-- Start of DATA FOR THIS EXERCISE --

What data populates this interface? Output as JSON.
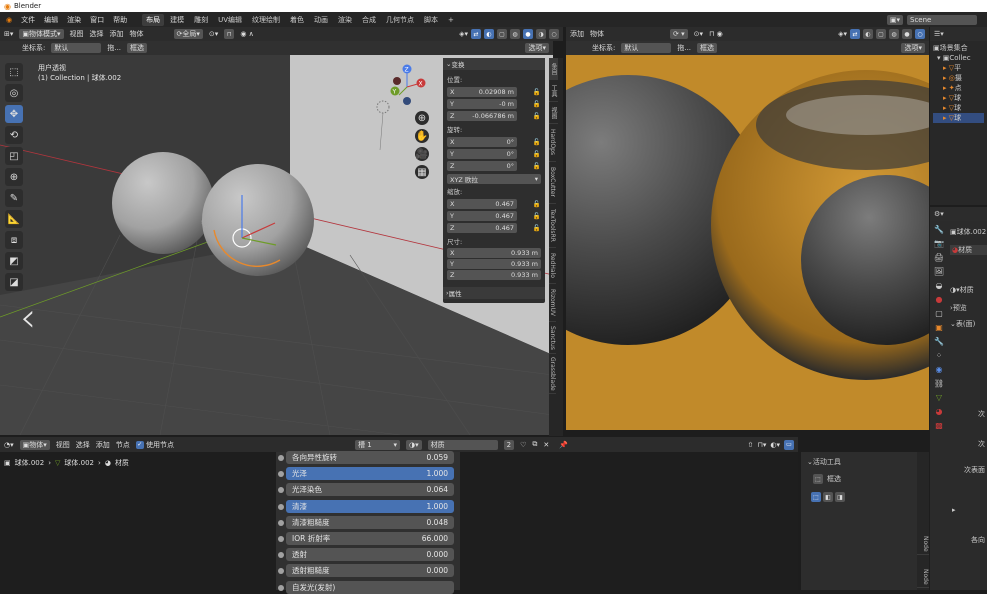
{
  "app": {
    "title": "Blender"
  },
  "menu": {
    "items": [
      "文件",
      "编辑",
      "渲染",
      "窗口",
      "帮助"
    ],
    "workspaces": [
      "布局",
      "建模",
      "雕刻",
      "UV编辑",
      "纹理绘制",
      "着色",
      "动画",
      "渲染",
      "合成",
      "几何节点",
      "脚本"
    ],
    "active_workspace": "布局",
    "add_tab": "+",
    "scene_label": "Scene"
  },
  "viewport": {
    "mode": "物体模式",
    "menus": [
      "视图",
      "选择",
      "添加",
      "物体"
    ],
    "transform_orientation": "全局",
    "coord_label": "坐标系:",
    "coord_value": "默认",
    "drag_label": "拖...",
    "select_mode": "框选",
    "options": "选项",
    "view_name": "用户透视",
    "collection_info": "(1) Collection | 球体.002",
    "axis_x": "X",
    "axis_y": "Y",
    "axis_z": "Z"
  },
  "npanel": {
    "section_transform": "变换",
    "location_label": "位置:",
    "location": {
      "x": "0.02908 m",
      "y": "-0 m",
      "z": "-0.066786 m"
    },
    "rotation_label": "旋转:",
    "rotation": {
      "x": "0°",
      "y": "0°",
      "z": "0°"
    },
    "rotation_mode": "XYZ 欧拉",
    "scale_label": "缩放:",
    "scale": {
      "x": "0.467",
      "y": "0.467",
      "z": "0.467"
    },
    "dimensions_label": "尺寸:",
    "dimensions": {
      "x": "0.933 m",
      "y": "0.933 m",
      "z": "0.933 m"
    },
    "section_properties": "属性"
  },
  "side_tabs": [
    "条目",
    "工具",
    "视图",
    "HardOps",
    "BoxCutter",
    "TexToolsRR",
    "RedHalo",
    "RizomUV",
    "Sanctus",
    "Grassblade"
  ],
  "render_view": {
    "menus": [
      "添加",
      "物体"
    ],
    "coord_label": "坐标系:",
    "coord_value": "默认",
    "drag_label": "拖...",
    "select_mode": "框选",
    "options": "选项"
  },
  "outliner": {
    "root": "场景集合",
    "collection": "Collec",
    "items": [
      "平",
      "摄",
      "点",
      "球",
      "球",
      "球"
    ]
  },
  "properties": {
    "object_name": "球体.002",
    "material_tab": "材质",
    "preview": "预览",
    "surface": "表(面)",
    "labels": [
      "次",
      "次",
      "次表面"
    ],
    "bottom_label": "各向"
  },
  "node_editor": {
    "type": "物体",
    "menus": [
      "视图",
      "选择",
      "添加",
      "节点"
    ],
    "use_nodes": "使用节点",
    "slot": "槽 1",
    "material": "材质",
    "users": "2",
    "breadcrumb": [
      "球体.002",
      "球体.002",
      "材质"
    ]
  },
  "bsdf": {
    "rows": [
      {
        "label": "各向异性旋转",
        "value": "0.059",
        "highlight": false
      },
      {
        "label": "光泽",
        "value": "1.000",
        "highlight": true
      },
      {
        "label": "光泽染色",
        "value": "0.064",
        "highlight": false
      },
      {
        "label": "清漆",
        "value": "1.000",
        "highlight": true
      },
      {
        "label": "清漆粗糙度",
        "value": "0.048",
        "highlight": false
      },
      {
        "label": "IOR 折射率",
        "value": "66.000",
        "highlight": false
      },
      {
        "label": "透射",
        "value": "0.000",
        "highlight": false
      },
      {
        "label": "透射粗糙度",
        "value": "0.000",
        "highlight": false
      },
      {
        "label": "自发光(发射)",
        "value": "",
        "highlight": false
      }
    ]
  },
  "tool_settings": {
    "header": "活动工具",
    "tool": "框选",
    "side_tabs": [
      "Node",
      "Node"
    ]
  },
  "colors": {
    "accent": "#4772b3",
    "render_bg": "#c18a2a",
    "axis_red": "#b3353d",
    "axis_green": "#6e9c28"
  }
}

-- End of DATA FOR THIS EXERCISE --

◆ **WHAT IS EXPECTED**
Omit every image. Quote each record exactly.

◆ **RESPONSE TO THE EXERCISE**
What data populates this interface? Output as JSON.
{
  "app": {
    "title": "Blender"
  },
  "menu": {
    "items": [
      "文件",
      "编辑",
      "渲染",
      "窗口",
      "帮助"
    ],
    "workspaces": [
      "布局",
      "建模",
      "雕刻",
      "UV编辑",
      "纹理绘制",
      "着色",
      "动画",
      "渲染",
      "合成",
      "几何节点",
      "脚本"
    ],
    "active_workspace": "布局",
    "add_tab": "+",
    "scene_label": "Scene"
  },
  "viewport": {
    "mode": "物体模式",
    "menus": [
      "视图",
      "选择",
      "添加",
      "物体"
    ],
    "transform_orientation": "全局",
    "coord_label": "坐标系:",
    "coord_value": "默认",
    "drag_label": "拖...",
    "select_mode": "框选",
    "options": "选项",
    "view_name": "用户透视",
    "collection_info": "(1) Collection | 球体.002",
    "axis_x": "X",
    "axis_y": "Y",
    "axis_z": "Z"
  },
  "npanel": {
    "section_transform": "变换",
    "location_label": "位置:",
    "location": {
      "x": "0.02908 m",
      "y": "-0 m",
      "z": "-0.066786 m"
    },
    "rotation_label": "旋转:",
    "rotation": {
      "x": "0°",
      "y": "0°",
      "z": "0°"
    },
    "rotation_mode": "XYZ 欧拉",
    "scale_label": "缩放:",
    "scale": {
      "x": "0.467",
      "y": "0.467",
      "z": "0.467"
    },
    "dimensions_label": "尺寸:",
    "dimensions": {
      "x": "0.933 m",
      "y": "0.933 m",
      "z": "0.933 m"
    },
    "section_properties": "属性"
  },
  "side_tabs": [
    "条目",
    "工具",
    "视图",
    "HardOps",
    "BoxCutter",
    "TexToolsRR",
    "RedHalo",
    "RizomUV",
    "Sanctus",
    "Grassblade"
  ],
  "render_view": {
    "menus": [
      "添加",
      "物体"
    ],
    "coord_label": "坐标系:",
    "coord_value": "默认",
    "drag_label": "拖...",
    "select_mode": "框选",
    "options": "选项"
  },
  "outliner": {
    "root": "场景集合",
    "collection": "Collec",
    "items": [
      "平",
      "摄",
      "点",
      "球",
      "球",
      "球"
    ]
  },
  "properties": {
    "object_name": "球体.002",
    "material_tab": "材质",
    "preview": "预览",
    "surface": "表(面)",
    "labels": [
      "次",
      "次",
      "次表面"
    ],
    "bottom_label": "各向"
  },
  "node_editor": {
    "type": "物体",
    "menus": [
      "视图",
      "选择",
      "添加",
      "节点"
    ],
    "use_nodes": "使用节点",
    "slot": "槽 1",
    "material": "材质",
    "users": "2",
    "breadcrumb": [
      "球体.002",
      "球体.002",
      "材质"
    ]
  },
  "bsdf": {
    "rows": [
      {
        "label": "各向异性旋转",
        "value": "0.059",
        "highlight": false
      },
      {
        "label": "光泽",
        "value": "1.000",
        "highlight": true
      },
      {
        "label": "光泽染色",
        "value": "0.064",
        "highlight": false
      },
      {
        "label": "清漆",
        "value": "1.000",
        "highlight": true
      },
      {
        "label": "清漆粗糙度",
        "value": "0.048",
        "highlight": false
      },
      {
        "label": "IOR 折射率",
        "value": "66.000",
        "highlight": false
      },
      {
        "label": "透射",
        "value": "0.000",
        "highlight": false
      },
      {
        "label": "透射粗糙度",
        "value": "0.000",
        "highlight": false
      },
      {
        "label": "自发光(发射)",
        "value": "",
        "highlight": false
      }
    ]
  },
  "tool_settings": {
    "header": "活动工具",
    "tool": "框选",
    "side_tabs": [
      "Node",
      "Node"
    ]
  },
  "colors": {
    "accent": "#4772b3",
    "render_bg": "#c18a2a",
    "axis_red": "#b3353d",
    "axis_green": "#6e9c28"
  }
}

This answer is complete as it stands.